▸ SET EXERCISE:
Leave out the pictures and copy the remaining records exactly.

▸ PROVIDED MATERIAL:

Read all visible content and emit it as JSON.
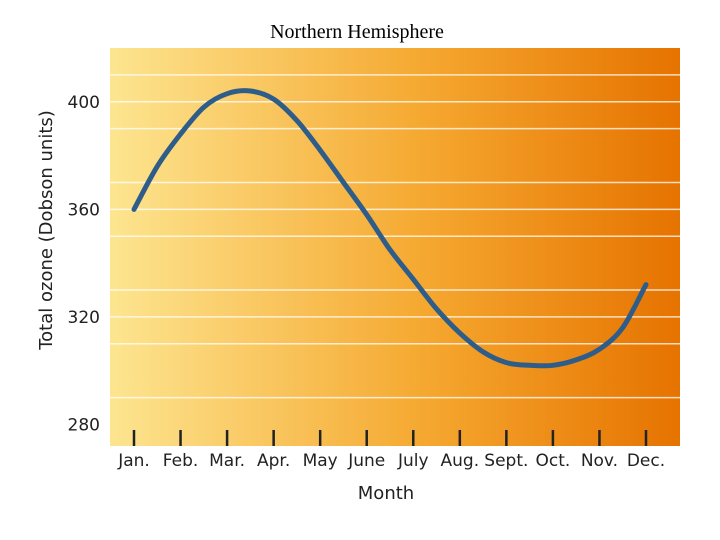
{
  "chart_data": {
    "type": "line",
    "title": "Northern Hemisphere",
    "xlabel": "Month",
    "ylabel": "Total ozone (Dobson units)",
    "categories": [
      "Jan.",
      "Feb.",
      "Mar.",
      "Apr.",
      "May",
      "June",
      "July",
      "Aug.",
      "Sept.",
      "Oct.",
      "Nov.",
      "Dec."
    ],
    "yticks": [
      280,
      320,
      360,
      400
    ],
    "ylim": [
      272,
      420
    ],
    "grid": true,
    "series": [
      {
        "name": "Total ozone",
        "x": [
          0,
          0.5,
          1,
          1.5,
          2,
          2.5,
          3,
          3.5,
          4,
          4.5,
          5,
          5.5,
          6,
          6.5,
          7,
          7.5,
          8,
          8.5,
          9,
          9.5,
          10,
          10.5,
          11
        ],
        "values": [
          360,
          376,
          388,
          398,
          403,
          404,
          401,
          393,
          382,
          370,
          358,
          345,
          334,
          323,
          314,
          307,
          303,
          302,
          302,
          304,
          308,
          316,
          332
        ]
      }
    ],
    "colors": {
      "line": "#2f5d8a",
      "gradient_start": "#fde590",
      "gradient_mid": "#f5a830",
      "gradient_end": "#e67300"
    }
  }
}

▸ RESULT:
Read all visible content and emit it as JSON.
{
  "chart_data": {
    "type": "line",
    "title": "Northern Hemisphere",
    "xlabel": "Month",
    "ylabel": "Total ozone (Dobson units)",
    "categories": [
      "Jan.",
      "Feb.",
      "Mar.",
      "Apr.",
      "May",
      "June",
      "July",
      "Aug.",
      "Sept.",
      "Oct.",
      "Nov.",
      "Dec."
    ],
    "yticks": [
      280,
      320,
      360,
      400
    ],
    "ylim": [
      272,
      420
    ],
    "grid": true,
    "series": [
      {
        "name": "Total ozone",
        "x": [
          0,
          0.5,
          1,
          1.5,
          2,
          2.5,
          3,
          3.5,
          4,
          4.5,
          5,
          5.5,
          6,
          6.5,
          7,
          7.5,
          8,
          8.5,
          9,
          9.5,
          10,
          10.5,
          11
        ],
        "values": [
          360,
          376,
          388,
          398,
          403,
          404,
          401,
          393,
          382,
          370,
          358,
          345,
          334,
          323,
          314,
          307,
          303,
          302,
          302,
          304,
          308,
          316,
          332
        ]
      }
    ],
    "colors": {
      "line": "#2f5d8a",
      "gradient_start": "#fde590",
      "gradient_mid": "#f5a830",
      "gradient_end": "#e67300"
    }
  }
}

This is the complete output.